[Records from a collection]
—————
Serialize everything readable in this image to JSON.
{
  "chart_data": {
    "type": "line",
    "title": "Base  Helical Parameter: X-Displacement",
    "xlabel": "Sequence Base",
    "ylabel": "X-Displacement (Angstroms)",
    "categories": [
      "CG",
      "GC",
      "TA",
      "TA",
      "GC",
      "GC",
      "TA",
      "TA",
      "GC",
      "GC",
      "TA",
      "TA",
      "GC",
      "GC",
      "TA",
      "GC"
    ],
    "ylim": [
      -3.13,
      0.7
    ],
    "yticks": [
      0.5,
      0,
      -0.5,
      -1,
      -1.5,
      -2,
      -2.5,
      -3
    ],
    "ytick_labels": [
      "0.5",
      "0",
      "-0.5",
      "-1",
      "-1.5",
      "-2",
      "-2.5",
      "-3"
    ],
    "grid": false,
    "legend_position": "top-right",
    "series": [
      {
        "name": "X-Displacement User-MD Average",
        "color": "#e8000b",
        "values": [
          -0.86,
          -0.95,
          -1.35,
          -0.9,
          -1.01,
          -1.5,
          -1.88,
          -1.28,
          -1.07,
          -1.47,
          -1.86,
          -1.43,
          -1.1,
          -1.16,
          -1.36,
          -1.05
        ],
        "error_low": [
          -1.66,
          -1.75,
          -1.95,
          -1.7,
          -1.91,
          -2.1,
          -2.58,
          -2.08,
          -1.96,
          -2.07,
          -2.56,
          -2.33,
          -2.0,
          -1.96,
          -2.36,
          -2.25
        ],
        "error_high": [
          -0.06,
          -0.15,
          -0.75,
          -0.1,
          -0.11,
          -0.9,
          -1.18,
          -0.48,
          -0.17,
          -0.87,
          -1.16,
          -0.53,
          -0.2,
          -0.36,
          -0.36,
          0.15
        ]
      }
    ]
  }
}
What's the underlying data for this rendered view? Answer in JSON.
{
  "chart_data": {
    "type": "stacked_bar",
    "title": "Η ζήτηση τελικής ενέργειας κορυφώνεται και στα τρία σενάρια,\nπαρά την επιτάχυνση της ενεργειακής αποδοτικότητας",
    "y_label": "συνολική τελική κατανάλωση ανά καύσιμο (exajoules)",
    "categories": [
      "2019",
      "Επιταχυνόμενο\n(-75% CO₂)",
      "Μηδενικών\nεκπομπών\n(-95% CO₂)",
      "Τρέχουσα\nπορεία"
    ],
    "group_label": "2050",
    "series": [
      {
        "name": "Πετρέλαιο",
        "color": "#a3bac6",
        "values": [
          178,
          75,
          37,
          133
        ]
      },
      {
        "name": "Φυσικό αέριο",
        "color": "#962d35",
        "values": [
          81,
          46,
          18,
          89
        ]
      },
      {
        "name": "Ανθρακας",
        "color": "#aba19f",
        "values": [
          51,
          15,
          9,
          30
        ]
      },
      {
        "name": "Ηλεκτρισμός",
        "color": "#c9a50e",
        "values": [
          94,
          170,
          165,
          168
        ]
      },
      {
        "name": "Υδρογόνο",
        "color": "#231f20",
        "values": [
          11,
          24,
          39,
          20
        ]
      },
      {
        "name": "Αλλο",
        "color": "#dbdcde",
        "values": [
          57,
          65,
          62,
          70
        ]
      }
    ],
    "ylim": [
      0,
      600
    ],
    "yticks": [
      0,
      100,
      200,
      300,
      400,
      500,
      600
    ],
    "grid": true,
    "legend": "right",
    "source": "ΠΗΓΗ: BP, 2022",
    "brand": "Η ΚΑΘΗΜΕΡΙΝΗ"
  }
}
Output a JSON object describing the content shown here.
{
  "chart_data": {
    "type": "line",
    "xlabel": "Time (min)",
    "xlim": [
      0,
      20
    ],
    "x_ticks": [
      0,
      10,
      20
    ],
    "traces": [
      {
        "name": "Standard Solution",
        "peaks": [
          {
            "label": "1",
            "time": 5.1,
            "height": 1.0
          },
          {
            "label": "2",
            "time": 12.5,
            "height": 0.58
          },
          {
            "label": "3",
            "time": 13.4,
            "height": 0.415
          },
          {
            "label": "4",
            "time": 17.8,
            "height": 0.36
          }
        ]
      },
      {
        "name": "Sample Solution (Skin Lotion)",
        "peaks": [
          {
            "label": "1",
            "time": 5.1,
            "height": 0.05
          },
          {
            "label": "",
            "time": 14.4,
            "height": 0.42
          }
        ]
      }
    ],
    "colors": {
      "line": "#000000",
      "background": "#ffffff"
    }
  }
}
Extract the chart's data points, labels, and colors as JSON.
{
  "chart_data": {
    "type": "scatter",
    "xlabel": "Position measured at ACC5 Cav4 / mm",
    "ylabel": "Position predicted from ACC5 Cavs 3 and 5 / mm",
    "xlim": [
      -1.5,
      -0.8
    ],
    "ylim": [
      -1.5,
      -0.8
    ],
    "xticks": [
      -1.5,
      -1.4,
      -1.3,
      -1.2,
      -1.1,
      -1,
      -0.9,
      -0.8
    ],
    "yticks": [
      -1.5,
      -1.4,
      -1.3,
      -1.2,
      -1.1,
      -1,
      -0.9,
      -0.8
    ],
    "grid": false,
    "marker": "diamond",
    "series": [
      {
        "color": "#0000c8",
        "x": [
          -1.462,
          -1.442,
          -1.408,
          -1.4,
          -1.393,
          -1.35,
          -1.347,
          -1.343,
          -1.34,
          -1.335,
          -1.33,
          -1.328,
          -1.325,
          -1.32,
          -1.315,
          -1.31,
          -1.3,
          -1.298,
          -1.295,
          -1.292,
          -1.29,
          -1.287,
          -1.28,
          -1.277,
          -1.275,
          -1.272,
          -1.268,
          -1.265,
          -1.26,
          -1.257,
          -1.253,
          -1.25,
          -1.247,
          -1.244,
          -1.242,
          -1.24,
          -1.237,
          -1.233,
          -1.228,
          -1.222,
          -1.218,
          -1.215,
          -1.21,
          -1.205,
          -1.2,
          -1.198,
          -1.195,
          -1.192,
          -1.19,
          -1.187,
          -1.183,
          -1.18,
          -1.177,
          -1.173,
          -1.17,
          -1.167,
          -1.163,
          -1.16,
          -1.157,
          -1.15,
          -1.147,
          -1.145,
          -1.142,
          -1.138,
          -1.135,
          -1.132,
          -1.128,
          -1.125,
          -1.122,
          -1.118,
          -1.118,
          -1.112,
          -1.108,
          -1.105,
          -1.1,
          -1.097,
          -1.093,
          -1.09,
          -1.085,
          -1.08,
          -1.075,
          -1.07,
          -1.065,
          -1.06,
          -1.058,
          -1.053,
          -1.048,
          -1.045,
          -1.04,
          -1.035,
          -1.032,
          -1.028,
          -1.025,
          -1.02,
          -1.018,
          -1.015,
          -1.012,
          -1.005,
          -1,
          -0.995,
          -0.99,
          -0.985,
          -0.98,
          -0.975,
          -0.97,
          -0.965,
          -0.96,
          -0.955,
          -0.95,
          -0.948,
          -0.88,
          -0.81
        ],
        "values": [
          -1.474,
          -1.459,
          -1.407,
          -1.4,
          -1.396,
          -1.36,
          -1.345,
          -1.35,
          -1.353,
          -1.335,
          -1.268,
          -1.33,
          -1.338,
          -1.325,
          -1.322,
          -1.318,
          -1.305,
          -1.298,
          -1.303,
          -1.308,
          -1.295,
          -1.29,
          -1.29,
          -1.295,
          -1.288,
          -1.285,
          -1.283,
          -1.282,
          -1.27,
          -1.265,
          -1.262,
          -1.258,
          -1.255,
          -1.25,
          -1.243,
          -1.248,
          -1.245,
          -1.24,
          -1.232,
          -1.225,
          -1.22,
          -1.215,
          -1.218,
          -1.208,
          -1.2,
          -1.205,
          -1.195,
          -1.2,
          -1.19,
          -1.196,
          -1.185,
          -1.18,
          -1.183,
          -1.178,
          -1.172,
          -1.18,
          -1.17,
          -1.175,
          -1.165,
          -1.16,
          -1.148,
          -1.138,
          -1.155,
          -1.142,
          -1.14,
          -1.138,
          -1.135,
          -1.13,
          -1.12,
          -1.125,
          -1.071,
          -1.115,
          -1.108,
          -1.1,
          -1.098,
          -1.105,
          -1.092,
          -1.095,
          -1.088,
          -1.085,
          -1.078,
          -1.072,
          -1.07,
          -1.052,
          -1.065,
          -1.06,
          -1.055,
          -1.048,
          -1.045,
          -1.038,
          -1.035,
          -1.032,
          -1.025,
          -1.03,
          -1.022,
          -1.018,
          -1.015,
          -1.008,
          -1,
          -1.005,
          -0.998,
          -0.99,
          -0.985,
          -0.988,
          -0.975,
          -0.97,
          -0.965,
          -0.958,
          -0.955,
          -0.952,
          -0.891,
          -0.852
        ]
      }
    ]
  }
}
—————
- Problem details
Say how many lines of the data include the string "title". Nothing other than the number should be given.

- Finished task
2